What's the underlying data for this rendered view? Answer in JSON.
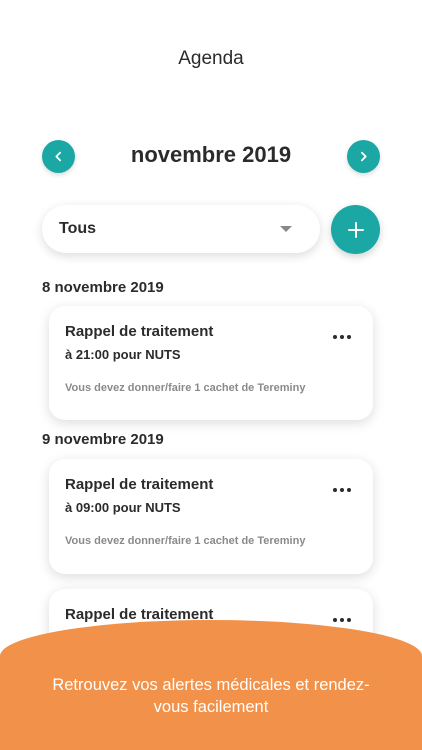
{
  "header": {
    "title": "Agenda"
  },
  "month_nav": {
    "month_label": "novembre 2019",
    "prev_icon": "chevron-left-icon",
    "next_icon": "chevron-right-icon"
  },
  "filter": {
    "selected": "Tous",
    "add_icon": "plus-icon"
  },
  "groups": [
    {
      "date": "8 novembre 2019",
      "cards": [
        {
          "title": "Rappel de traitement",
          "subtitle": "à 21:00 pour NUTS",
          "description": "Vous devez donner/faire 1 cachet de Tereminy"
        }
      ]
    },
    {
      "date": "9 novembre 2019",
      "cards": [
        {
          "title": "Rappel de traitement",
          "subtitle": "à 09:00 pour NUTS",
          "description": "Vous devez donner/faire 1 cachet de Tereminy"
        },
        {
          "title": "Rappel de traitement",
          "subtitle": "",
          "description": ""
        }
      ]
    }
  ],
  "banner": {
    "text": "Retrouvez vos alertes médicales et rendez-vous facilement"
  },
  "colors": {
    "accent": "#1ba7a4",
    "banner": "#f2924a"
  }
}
════════════════════
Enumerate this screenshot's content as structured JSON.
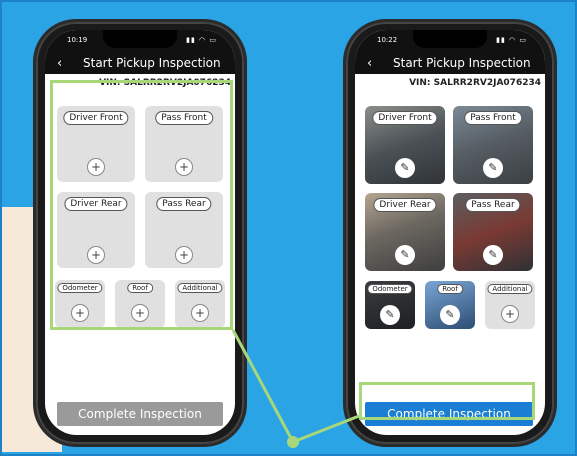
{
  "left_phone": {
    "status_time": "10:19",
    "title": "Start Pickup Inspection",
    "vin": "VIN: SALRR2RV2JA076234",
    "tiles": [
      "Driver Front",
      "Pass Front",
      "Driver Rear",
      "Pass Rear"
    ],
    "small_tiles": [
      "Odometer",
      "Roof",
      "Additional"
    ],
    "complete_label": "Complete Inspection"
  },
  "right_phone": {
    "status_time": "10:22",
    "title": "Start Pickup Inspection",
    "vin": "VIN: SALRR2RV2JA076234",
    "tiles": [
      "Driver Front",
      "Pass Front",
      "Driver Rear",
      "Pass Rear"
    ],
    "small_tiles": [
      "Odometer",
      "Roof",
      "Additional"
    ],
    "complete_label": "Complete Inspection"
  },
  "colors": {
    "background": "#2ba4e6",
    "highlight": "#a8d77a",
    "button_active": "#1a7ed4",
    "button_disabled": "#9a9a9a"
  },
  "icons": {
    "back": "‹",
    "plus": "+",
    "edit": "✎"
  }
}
════════════════════
## What is asked
Search the data above for the string "novembre" and return every line that has it.

## Solution
    "month_label": "novembre 2019",
      "date": "8 novembre 2019",
      "date": "9 novembre 2019",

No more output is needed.